- [WRITTEN INSTRUCTION]: In the records below, work out how many lines hold the word "زاهدان". Report the number alone.

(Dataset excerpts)
* * *

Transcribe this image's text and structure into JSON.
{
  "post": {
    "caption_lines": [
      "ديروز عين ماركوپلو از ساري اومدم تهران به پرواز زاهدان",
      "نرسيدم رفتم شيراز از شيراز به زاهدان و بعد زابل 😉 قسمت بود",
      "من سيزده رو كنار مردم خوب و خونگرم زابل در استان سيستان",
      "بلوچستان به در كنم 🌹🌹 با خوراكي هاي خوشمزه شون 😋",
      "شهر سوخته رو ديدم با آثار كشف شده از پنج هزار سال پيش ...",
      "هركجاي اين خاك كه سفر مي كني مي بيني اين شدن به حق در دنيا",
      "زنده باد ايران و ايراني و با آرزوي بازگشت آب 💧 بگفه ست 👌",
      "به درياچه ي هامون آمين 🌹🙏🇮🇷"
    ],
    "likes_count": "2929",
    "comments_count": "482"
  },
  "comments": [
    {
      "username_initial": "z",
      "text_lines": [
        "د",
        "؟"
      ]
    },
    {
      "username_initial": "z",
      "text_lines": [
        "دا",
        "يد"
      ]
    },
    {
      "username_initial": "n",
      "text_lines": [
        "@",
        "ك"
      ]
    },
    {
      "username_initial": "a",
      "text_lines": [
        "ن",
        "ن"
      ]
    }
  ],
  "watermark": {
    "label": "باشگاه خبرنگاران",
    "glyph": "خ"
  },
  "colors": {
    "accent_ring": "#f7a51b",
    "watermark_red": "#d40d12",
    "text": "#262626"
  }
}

* * *

- [EXPECTED OUTPUT]: 2